GIVEN INSTRUCTION |
Look through the lines below and extract each one that contains "relative".

EXERCISE INPUTS |

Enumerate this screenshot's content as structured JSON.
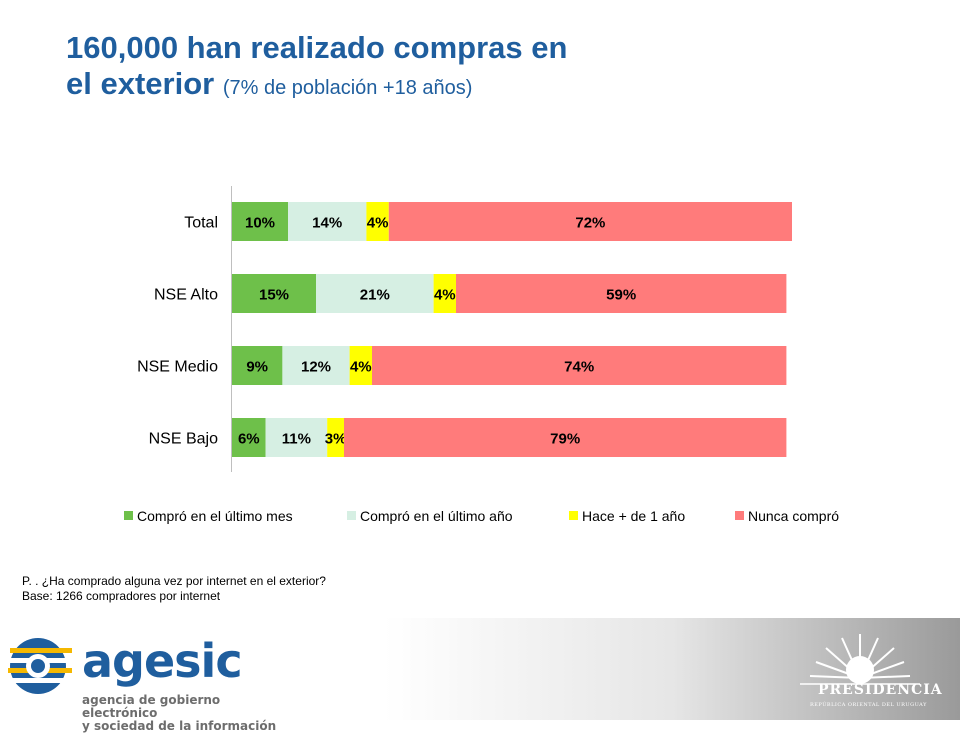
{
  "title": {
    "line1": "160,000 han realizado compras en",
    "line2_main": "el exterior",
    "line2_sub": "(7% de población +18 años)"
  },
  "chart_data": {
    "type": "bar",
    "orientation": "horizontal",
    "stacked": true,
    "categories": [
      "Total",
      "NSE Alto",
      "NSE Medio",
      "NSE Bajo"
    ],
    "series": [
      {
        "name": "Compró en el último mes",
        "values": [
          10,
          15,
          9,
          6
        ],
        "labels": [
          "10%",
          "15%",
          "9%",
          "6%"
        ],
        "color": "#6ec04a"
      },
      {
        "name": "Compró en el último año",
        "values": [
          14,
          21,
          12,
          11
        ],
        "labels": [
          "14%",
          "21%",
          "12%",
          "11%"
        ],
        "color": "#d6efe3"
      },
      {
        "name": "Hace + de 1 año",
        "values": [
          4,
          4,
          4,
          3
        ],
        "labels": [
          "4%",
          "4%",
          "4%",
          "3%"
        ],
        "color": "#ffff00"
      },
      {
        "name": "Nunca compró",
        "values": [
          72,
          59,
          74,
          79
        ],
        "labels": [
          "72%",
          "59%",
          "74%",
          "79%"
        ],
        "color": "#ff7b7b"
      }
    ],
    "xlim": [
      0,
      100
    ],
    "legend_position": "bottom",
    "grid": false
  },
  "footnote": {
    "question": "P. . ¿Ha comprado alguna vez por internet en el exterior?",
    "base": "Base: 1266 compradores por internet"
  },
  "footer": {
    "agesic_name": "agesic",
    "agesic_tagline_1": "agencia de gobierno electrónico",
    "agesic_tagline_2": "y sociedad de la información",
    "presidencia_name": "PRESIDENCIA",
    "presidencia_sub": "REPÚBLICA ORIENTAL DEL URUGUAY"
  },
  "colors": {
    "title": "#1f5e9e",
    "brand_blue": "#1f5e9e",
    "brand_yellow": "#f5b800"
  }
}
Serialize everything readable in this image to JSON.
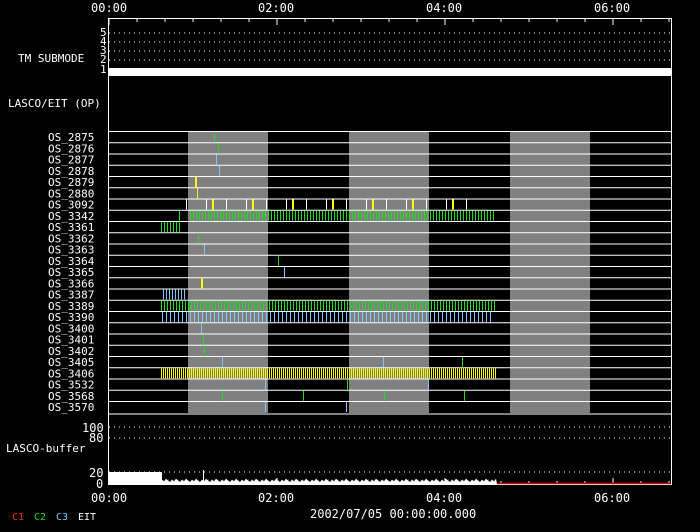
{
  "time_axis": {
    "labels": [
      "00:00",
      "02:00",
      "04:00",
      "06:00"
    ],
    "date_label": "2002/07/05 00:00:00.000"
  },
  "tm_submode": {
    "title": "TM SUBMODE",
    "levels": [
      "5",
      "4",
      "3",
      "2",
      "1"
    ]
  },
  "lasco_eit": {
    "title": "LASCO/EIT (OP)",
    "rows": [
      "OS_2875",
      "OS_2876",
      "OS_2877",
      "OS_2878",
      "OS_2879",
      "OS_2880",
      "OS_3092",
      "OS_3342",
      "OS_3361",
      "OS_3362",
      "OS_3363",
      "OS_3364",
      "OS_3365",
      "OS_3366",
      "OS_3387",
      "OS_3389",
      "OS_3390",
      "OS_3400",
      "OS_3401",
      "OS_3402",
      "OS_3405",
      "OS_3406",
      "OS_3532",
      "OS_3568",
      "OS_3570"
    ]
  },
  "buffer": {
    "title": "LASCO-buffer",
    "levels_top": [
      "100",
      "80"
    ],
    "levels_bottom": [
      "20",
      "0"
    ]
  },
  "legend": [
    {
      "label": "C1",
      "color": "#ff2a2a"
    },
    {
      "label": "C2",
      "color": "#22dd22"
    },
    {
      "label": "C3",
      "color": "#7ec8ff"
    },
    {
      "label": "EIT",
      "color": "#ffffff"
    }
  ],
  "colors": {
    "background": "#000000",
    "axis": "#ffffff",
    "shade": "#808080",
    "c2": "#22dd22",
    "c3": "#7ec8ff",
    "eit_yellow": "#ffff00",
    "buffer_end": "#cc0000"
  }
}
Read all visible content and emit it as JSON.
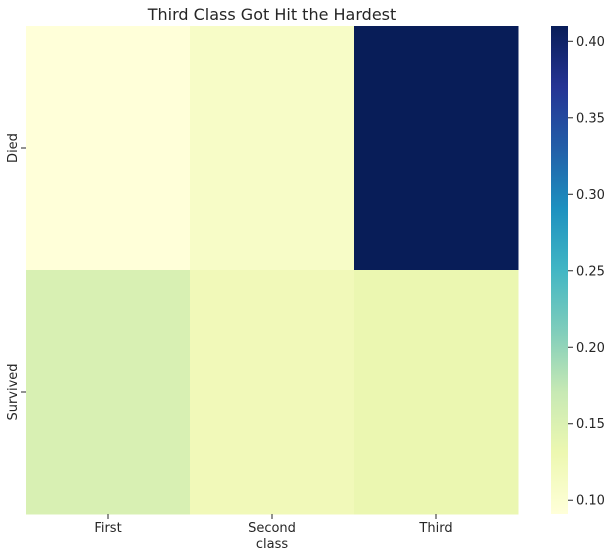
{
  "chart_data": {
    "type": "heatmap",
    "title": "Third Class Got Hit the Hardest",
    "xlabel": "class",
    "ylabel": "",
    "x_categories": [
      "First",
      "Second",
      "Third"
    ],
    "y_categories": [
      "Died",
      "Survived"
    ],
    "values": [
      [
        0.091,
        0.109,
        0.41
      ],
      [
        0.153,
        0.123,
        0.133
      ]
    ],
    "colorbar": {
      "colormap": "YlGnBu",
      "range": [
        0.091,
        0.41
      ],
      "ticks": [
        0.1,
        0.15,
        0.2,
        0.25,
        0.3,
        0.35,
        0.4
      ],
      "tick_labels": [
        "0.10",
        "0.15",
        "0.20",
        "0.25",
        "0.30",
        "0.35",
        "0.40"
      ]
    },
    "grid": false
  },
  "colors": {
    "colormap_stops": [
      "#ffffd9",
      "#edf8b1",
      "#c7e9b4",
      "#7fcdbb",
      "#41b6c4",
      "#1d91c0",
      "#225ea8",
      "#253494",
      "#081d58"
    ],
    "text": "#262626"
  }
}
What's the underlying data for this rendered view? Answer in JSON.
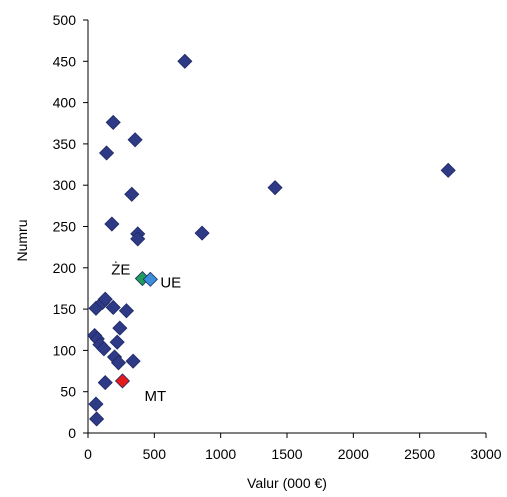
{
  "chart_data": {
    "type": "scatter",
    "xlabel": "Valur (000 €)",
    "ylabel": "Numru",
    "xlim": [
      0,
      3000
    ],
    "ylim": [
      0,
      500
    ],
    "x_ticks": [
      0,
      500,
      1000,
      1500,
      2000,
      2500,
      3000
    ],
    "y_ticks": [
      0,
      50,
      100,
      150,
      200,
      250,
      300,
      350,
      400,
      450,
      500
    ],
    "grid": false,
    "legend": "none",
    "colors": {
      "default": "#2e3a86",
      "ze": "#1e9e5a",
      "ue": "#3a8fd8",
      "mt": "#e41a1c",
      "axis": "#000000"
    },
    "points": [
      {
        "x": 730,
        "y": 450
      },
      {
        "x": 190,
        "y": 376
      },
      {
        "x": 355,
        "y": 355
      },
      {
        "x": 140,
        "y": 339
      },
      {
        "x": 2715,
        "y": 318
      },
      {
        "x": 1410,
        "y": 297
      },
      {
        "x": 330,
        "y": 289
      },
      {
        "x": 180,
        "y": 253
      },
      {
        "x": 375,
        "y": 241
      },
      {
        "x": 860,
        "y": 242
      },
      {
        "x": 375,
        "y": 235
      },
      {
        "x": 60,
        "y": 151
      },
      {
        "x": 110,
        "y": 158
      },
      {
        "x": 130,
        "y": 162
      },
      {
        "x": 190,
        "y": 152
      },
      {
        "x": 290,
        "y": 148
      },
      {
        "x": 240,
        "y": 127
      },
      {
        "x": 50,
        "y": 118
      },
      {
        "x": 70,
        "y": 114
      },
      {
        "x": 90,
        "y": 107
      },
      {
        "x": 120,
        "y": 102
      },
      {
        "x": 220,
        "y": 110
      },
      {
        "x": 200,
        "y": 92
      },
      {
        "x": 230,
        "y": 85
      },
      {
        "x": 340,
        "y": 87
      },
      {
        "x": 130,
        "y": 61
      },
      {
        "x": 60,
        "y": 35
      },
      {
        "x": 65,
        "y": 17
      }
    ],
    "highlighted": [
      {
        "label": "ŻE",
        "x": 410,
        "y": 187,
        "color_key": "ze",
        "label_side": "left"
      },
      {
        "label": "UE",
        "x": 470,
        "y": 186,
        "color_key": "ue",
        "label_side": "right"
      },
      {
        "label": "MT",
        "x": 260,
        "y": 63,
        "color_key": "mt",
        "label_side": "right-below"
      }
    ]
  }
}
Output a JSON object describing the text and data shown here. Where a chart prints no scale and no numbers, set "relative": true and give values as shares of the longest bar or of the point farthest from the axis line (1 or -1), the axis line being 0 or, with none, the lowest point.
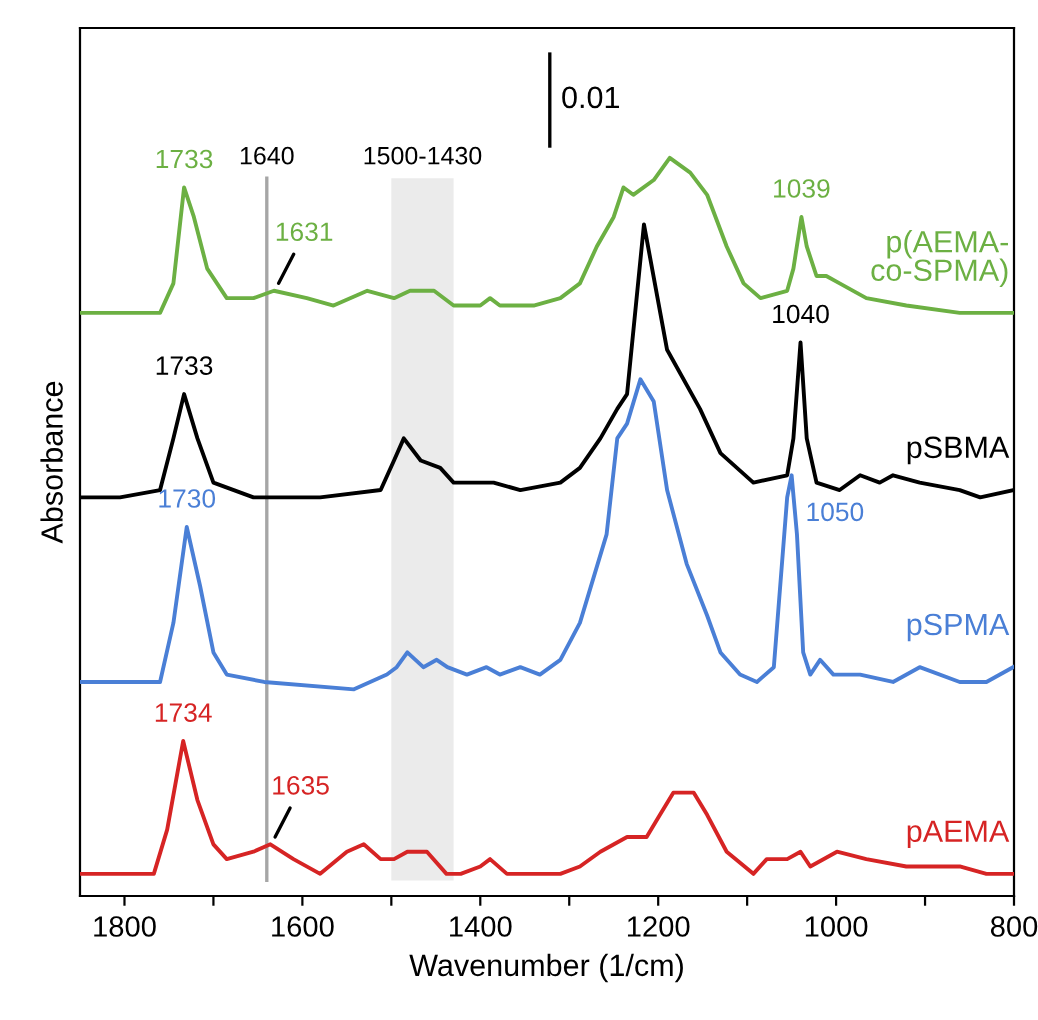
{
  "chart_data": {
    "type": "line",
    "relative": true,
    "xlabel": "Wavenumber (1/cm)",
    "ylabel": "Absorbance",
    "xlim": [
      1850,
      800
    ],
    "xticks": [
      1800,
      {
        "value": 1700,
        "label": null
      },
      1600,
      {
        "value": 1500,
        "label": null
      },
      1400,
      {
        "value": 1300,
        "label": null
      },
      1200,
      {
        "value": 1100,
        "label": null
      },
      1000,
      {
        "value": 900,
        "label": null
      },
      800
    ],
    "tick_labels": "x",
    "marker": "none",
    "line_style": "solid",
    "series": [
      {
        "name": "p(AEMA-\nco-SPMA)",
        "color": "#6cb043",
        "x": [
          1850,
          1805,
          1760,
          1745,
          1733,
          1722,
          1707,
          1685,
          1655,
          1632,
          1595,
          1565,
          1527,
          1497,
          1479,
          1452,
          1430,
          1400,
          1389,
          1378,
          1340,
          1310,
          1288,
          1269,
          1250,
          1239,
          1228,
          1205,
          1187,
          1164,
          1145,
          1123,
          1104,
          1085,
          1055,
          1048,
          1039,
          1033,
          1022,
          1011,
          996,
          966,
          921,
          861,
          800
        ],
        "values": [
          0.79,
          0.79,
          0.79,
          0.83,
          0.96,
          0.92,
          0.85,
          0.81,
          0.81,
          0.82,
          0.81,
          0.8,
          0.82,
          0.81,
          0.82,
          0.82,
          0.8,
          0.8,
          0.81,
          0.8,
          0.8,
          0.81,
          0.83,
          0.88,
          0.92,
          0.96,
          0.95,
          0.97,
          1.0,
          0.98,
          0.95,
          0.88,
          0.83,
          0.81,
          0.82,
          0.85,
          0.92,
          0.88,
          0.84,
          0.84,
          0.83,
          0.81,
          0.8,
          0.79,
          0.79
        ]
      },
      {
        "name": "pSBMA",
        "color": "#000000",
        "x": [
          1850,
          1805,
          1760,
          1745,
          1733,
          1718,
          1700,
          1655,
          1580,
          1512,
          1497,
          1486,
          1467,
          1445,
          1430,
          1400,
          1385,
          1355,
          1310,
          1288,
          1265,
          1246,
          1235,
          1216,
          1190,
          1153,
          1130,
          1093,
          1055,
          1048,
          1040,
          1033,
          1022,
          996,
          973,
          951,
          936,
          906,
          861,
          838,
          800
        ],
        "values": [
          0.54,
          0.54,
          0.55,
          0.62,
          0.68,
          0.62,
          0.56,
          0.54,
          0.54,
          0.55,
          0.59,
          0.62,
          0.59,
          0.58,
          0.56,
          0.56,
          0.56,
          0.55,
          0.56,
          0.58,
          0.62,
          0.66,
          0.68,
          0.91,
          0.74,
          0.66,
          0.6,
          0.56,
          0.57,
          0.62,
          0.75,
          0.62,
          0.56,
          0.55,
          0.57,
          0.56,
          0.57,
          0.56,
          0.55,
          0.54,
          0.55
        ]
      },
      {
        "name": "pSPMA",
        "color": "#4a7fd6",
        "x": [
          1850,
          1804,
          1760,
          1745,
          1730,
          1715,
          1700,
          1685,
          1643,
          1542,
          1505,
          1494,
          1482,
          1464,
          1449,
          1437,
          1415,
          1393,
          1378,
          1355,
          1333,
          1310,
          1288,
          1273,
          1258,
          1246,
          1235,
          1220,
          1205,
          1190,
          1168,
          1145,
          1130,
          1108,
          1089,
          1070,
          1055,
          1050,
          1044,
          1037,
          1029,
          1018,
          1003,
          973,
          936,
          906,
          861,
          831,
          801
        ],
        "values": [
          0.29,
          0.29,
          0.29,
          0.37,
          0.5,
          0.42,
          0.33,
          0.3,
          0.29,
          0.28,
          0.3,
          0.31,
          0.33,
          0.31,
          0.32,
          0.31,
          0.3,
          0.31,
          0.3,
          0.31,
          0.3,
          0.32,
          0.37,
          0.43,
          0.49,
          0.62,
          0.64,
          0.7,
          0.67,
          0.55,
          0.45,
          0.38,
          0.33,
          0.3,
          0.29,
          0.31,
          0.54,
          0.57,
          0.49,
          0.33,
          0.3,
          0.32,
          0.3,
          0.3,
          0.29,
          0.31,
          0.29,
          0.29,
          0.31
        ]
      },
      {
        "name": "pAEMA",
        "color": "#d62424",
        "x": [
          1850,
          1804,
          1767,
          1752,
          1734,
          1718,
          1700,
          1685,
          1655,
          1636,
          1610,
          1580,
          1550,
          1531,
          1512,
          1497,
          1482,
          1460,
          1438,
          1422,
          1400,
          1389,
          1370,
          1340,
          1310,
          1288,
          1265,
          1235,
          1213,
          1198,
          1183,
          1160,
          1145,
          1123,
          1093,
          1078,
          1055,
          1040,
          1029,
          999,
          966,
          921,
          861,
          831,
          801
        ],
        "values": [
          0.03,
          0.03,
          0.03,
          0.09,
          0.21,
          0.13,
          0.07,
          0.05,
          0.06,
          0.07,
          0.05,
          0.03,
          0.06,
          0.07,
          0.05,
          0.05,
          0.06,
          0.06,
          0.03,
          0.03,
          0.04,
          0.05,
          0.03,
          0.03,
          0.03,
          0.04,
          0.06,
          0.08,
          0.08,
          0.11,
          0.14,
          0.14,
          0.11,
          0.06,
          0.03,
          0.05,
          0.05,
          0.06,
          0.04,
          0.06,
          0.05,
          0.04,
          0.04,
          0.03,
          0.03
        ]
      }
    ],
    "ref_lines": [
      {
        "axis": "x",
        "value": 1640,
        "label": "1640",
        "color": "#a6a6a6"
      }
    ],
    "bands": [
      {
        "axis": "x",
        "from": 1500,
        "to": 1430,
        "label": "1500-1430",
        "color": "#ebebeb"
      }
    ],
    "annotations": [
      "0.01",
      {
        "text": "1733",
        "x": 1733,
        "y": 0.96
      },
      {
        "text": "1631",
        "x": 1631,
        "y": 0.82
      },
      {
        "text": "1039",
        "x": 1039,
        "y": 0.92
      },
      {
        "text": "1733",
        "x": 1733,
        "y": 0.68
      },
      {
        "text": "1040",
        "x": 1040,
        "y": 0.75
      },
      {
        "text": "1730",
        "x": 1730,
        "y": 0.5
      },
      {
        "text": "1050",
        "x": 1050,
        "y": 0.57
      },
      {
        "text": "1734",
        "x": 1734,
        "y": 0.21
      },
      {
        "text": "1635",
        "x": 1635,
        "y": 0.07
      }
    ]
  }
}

SOLUTION BELOW |
Output a JSON object describing the text and data shown here. Where a chart prints no scale and no numbers, set "relative": true and give values as shares of the longest bar or of the point farthest from the axis line (1 or -1), the axis line being 0 or, with none, the lowest point.
    "relative": true,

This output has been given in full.